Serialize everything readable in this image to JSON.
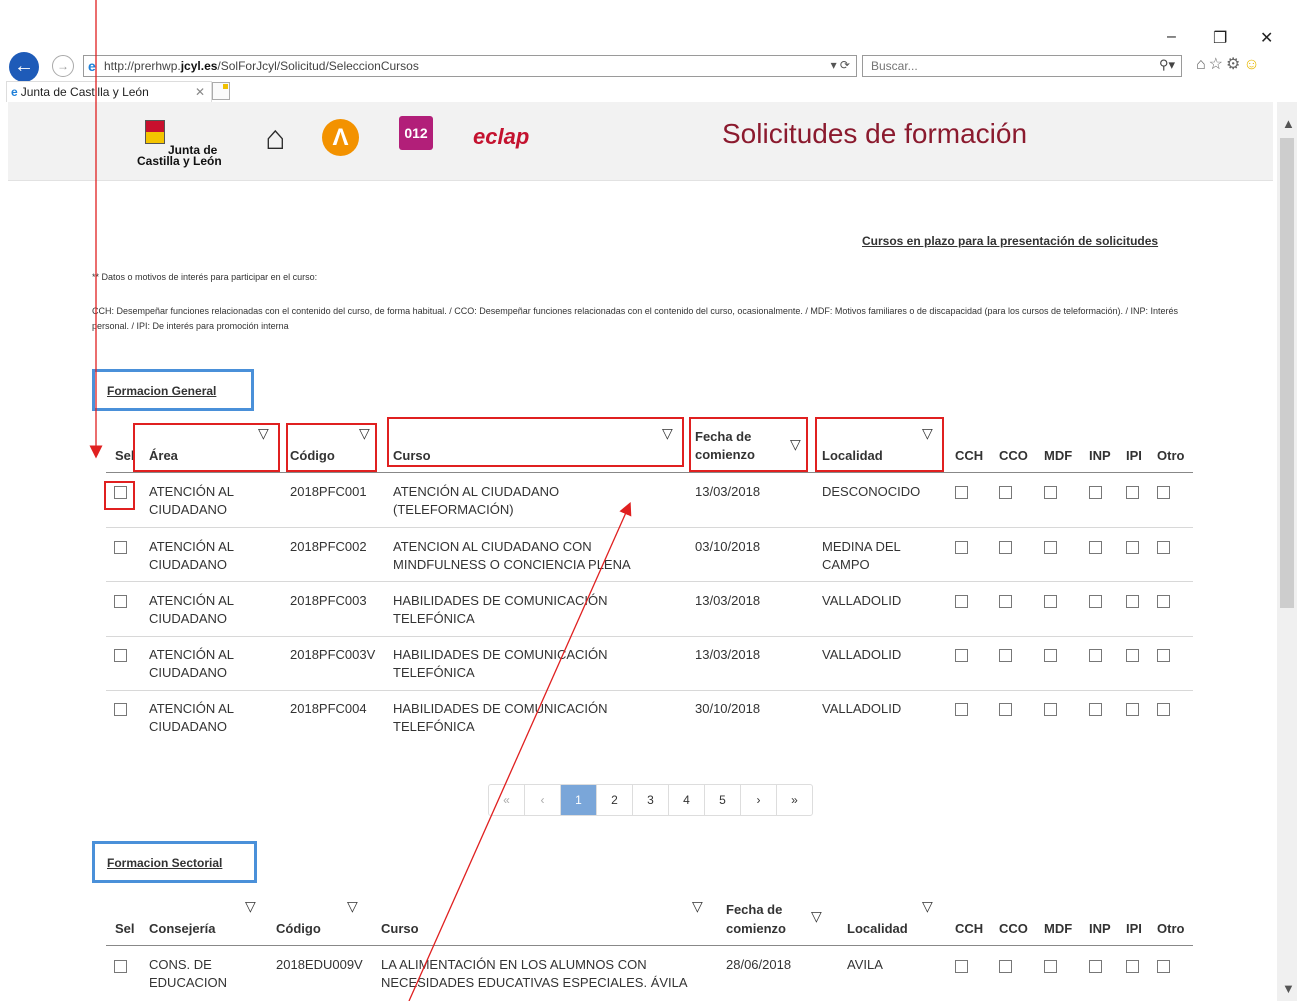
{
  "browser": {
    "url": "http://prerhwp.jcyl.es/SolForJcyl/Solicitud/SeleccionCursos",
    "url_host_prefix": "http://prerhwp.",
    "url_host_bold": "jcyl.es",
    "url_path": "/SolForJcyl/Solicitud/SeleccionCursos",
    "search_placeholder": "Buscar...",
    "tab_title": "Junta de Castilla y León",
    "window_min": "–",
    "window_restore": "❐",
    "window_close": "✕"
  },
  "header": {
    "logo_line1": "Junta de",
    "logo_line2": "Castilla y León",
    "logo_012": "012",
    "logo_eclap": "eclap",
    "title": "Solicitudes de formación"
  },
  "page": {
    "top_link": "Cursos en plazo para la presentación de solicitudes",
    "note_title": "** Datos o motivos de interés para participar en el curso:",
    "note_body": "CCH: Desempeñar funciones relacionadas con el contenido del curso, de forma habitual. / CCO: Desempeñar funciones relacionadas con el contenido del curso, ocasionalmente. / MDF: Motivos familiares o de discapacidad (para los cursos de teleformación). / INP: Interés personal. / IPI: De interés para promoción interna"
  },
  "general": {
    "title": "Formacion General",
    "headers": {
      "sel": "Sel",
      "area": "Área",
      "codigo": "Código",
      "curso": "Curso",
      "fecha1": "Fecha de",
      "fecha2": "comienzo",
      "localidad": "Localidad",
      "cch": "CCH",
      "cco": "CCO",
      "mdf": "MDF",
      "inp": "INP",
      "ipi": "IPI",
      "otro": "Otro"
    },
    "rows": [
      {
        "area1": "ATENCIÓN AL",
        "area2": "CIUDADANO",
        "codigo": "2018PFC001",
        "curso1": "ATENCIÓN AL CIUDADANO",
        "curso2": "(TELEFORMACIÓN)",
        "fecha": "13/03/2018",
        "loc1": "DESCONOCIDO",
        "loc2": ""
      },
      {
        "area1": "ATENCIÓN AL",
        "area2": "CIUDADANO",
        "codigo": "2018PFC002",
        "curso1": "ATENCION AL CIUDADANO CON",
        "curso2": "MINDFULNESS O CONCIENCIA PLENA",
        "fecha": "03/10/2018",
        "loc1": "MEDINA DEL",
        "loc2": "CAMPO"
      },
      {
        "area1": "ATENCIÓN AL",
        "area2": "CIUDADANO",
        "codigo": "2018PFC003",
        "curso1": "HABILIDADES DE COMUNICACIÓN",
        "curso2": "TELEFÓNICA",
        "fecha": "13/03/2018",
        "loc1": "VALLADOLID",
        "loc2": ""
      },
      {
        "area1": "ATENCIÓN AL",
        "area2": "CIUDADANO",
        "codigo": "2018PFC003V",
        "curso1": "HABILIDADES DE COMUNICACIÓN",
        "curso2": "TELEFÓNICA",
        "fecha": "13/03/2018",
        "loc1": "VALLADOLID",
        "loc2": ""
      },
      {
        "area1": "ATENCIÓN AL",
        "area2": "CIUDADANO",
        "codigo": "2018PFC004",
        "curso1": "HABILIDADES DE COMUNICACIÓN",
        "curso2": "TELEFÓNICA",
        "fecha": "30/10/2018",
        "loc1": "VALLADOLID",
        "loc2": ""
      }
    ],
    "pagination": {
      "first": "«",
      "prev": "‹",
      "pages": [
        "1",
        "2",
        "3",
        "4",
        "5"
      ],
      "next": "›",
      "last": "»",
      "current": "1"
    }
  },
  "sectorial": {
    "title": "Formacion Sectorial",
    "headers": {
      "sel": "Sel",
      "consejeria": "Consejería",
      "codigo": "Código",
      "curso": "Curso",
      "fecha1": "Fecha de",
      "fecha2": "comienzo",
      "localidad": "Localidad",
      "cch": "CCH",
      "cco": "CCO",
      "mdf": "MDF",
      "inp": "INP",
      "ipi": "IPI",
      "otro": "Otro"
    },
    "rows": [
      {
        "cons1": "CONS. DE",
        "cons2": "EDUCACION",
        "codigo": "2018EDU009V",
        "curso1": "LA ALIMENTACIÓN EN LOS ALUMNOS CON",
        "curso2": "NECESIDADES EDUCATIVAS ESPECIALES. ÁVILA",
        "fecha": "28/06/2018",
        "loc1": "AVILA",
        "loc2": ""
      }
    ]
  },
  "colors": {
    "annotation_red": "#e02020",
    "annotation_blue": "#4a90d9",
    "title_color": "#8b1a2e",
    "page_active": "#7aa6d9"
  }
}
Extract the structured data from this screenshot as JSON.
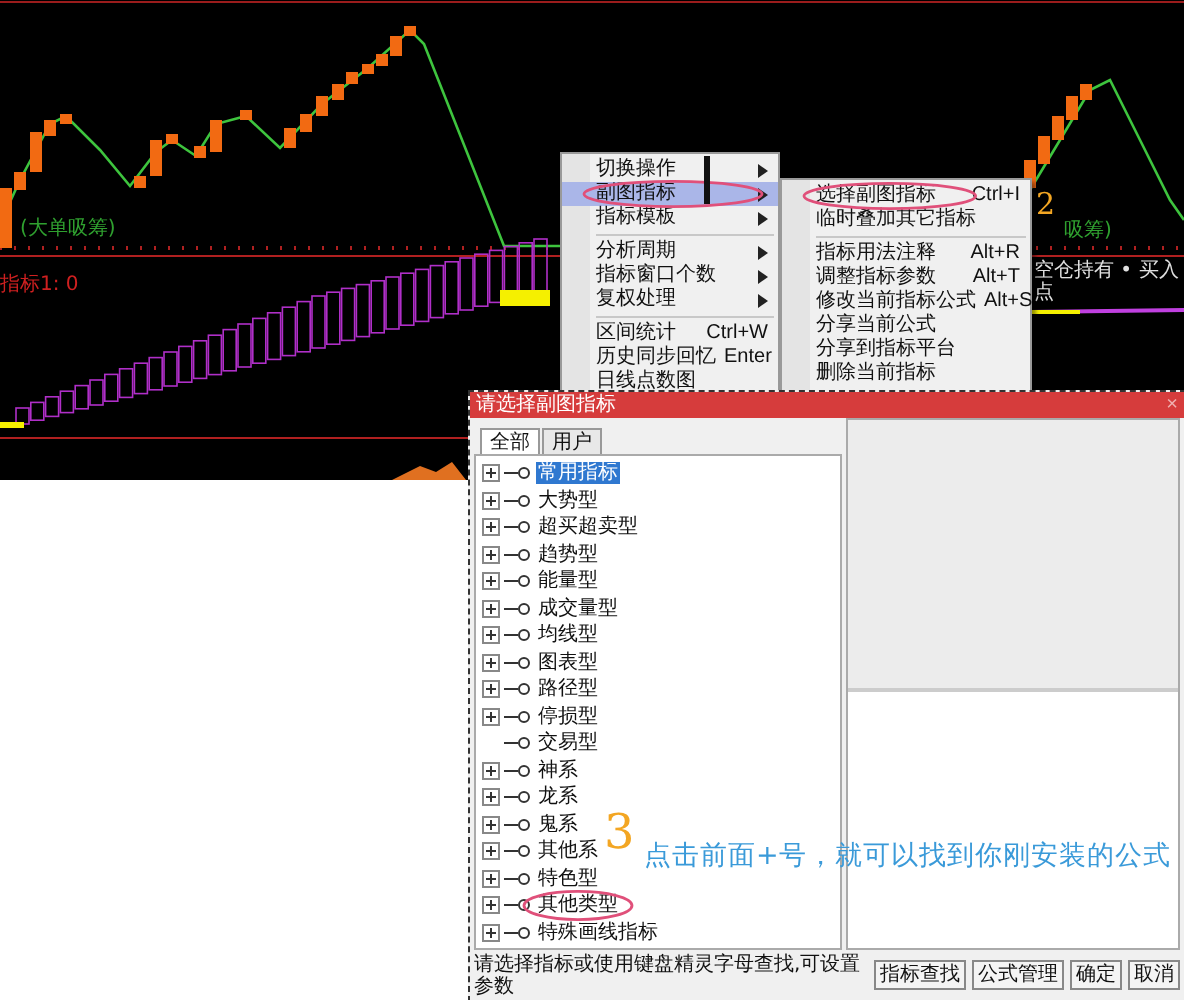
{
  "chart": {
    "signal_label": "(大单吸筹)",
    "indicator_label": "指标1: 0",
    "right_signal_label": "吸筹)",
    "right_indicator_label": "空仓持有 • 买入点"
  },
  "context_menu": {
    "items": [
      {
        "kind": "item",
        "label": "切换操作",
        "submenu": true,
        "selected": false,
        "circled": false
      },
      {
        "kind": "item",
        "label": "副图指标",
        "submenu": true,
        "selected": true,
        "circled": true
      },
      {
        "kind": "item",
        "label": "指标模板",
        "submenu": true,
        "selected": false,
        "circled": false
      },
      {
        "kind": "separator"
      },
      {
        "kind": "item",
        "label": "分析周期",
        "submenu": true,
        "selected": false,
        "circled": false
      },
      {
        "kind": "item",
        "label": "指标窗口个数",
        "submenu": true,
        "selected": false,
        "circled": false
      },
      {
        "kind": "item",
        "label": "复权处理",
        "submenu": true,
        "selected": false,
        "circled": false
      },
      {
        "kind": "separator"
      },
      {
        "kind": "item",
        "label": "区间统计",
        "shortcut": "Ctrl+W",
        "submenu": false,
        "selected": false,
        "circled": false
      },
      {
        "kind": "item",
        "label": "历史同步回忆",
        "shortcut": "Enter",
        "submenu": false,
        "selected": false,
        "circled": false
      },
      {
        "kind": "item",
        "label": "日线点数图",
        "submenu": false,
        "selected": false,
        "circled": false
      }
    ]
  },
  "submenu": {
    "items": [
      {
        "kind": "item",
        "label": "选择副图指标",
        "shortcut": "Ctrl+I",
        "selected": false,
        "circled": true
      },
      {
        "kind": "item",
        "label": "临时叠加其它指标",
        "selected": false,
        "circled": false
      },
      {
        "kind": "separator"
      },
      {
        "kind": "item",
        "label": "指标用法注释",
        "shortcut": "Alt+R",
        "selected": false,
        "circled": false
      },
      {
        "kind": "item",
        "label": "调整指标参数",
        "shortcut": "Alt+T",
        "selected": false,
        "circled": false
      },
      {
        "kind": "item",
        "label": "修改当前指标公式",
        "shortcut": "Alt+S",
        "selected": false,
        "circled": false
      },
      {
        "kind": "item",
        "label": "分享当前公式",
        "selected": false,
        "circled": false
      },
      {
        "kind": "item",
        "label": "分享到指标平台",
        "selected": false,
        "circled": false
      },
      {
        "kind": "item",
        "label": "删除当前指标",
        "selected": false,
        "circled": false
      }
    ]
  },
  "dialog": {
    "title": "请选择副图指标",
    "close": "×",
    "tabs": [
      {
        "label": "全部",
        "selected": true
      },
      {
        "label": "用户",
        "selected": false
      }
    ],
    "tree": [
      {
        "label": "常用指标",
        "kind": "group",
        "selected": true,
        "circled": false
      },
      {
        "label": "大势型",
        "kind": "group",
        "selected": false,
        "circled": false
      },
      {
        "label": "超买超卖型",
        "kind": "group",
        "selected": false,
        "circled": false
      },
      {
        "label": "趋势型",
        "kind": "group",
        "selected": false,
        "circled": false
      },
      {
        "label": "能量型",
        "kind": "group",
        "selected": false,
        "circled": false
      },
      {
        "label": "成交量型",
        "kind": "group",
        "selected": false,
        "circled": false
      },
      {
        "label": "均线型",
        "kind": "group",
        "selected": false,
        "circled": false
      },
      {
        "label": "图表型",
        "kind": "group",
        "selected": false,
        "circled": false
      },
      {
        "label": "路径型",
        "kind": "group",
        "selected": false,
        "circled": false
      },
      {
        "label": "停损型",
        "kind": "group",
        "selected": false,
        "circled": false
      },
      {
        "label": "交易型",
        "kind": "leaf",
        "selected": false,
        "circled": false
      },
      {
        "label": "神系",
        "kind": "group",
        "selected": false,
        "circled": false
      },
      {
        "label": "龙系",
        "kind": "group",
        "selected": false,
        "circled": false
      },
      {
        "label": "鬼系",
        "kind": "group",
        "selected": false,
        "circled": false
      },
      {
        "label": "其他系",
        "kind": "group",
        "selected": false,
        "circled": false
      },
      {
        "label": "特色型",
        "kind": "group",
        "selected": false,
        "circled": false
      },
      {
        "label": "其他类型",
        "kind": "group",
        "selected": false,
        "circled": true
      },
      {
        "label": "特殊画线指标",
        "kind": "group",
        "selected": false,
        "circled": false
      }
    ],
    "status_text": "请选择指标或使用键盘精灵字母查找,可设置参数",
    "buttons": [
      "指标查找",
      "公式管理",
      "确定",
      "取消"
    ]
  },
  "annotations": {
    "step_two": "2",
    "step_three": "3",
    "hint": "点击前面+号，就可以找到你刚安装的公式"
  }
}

******************************

What you need to do
In the entries above, find each line with the word "this" and show it.

Finished task
Serialize everything readable in this image to JSON.
Extract the structured data from this screenshot as JSON.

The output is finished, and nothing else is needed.